### The task:
How many of the lines below hold the word "lifenews"? Answer only with the number.

### Extracted data:
'''
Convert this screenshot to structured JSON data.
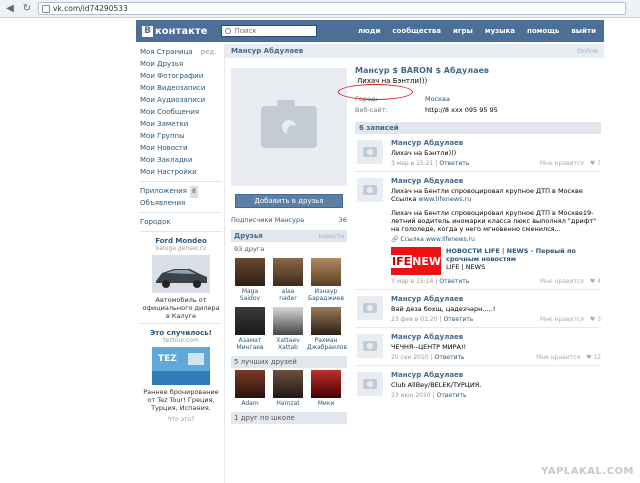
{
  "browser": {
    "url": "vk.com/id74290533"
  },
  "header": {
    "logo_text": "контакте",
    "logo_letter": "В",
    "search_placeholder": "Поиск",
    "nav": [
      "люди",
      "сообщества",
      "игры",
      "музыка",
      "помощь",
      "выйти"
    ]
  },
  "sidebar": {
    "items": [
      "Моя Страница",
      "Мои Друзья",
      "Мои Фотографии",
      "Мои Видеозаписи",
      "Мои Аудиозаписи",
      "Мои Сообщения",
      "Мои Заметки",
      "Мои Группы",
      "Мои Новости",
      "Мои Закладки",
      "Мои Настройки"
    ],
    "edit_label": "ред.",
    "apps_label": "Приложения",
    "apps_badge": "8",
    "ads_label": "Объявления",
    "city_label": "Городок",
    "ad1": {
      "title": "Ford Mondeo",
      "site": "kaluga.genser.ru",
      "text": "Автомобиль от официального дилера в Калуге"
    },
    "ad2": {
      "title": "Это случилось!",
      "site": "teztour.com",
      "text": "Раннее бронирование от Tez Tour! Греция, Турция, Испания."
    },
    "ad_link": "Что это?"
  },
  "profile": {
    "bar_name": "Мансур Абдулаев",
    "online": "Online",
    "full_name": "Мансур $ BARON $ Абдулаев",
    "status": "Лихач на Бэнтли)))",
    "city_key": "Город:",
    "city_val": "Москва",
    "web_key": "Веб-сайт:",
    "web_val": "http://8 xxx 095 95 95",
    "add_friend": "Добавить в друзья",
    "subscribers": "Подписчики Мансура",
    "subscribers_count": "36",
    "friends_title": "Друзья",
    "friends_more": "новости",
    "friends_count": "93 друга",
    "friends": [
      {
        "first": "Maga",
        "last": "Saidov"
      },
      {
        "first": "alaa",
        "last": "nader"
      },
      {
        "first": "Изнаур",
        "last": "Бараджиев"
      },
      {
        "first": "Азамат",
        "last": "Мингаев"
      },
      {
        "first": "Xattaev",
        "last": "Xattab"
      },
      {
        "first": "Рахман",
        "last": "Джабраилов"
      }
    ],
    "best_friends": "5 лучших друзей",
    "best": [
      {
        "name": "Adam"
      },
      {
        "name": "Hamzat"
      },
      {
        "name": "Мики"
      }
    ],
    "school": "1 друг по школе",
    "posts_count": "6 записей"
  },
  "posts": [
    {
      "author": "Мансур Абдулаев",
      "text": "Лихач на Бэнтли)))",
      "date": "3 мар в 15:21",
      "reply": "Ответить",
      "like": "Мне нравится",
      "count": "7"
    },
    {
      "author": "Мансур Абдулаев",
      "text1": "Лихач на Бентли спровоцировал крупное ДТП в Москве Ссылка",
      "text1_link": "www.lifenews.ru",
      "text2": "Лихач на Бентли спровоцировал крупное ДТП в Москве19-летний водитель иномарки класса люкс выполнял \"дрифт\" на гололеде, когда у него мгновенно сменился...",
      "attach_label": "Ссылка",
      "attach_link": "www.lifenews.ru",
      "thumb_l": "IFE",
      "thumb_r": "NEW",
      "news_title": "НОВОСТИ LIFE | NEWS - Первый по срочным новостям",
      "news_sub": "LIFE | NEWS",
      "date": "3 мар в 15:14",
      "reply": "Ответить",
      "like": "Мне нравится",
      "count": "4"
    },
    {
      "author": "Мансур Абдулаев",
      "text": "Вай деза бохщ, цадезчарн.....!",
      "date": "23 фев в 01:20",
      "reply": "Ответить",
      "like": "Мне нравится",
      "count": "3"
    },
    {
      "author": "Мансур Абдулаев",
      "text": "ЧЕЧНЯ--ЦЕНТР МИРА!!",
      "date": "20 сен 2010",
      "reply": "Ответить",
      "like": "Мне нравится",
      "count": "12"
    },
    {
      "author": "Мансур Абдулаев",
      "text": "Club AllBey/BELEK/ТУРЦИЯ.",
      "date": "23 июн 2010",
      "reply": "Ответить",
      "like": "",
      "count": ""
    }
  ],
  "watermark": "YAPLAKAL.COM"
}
'''
'''
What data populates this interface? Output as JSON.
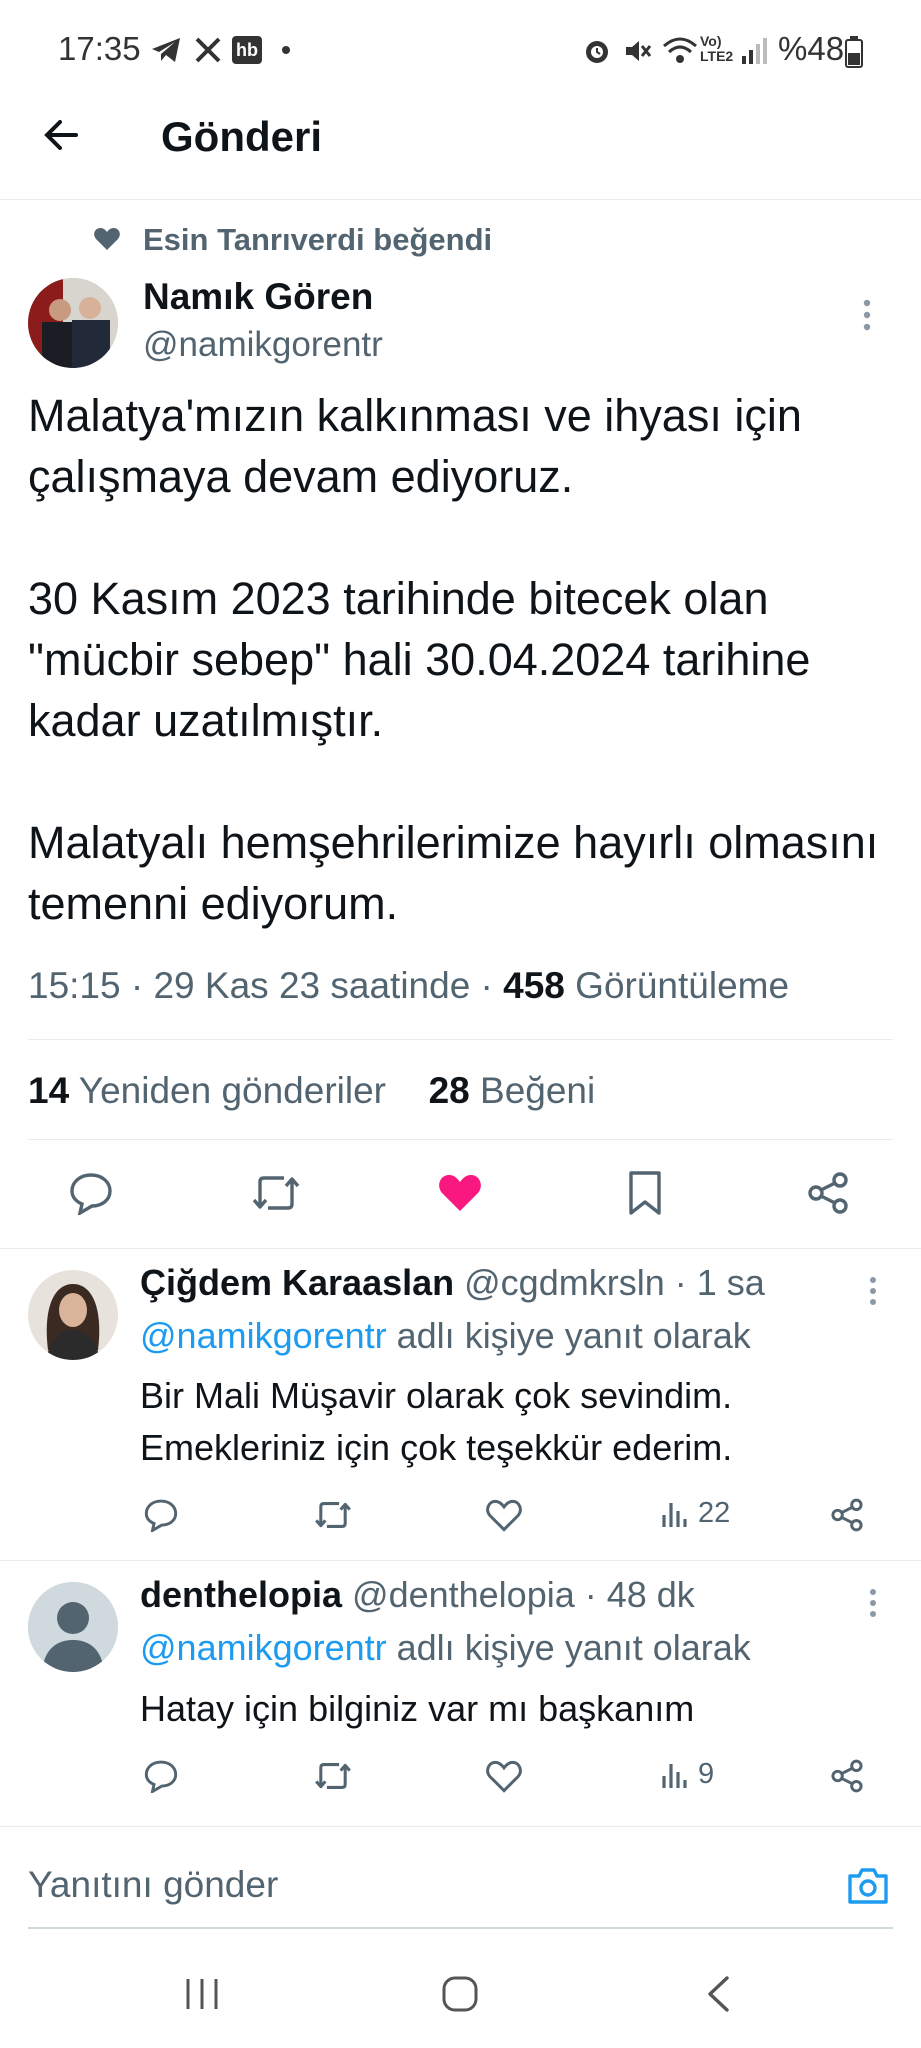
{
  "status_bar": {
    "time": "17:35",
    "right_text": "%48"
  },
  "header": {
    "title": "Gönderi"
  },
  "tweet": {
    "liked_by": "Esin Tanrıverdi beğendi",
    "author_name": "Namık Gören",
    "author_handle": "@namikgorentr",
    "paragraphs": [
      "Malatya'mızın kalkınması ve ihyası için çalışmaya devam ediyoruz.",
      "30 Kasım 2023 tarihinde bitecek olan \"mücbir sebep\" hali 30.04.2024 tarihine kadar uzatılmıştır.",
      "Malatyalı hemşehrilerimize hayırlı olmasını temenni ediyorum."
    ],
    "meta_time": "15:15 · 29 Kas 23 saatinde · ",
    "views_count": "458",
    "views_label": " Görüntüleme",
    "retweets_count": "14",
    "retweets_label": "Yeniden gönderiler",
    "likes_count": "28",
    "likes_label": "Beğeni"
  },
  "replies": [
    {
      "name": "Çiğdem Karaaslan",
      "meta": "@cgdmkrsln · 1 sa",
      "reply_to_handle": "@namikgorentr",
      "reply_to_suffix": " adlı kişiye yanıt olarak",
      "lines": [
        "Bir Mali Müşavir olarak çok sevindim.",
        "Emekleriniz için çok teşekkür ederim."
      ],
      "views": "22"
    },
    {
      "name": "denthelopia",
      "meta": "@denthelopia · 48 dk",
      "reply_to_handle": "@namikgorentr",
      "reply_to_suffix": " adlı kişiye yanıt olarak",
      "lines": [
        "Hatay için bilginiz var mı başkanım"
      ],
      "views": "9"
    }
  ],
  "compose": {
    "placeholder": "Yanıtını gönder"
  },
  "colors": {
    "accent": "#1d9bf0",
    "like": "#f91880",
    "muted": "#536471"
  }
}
'''
### Result for this task:
2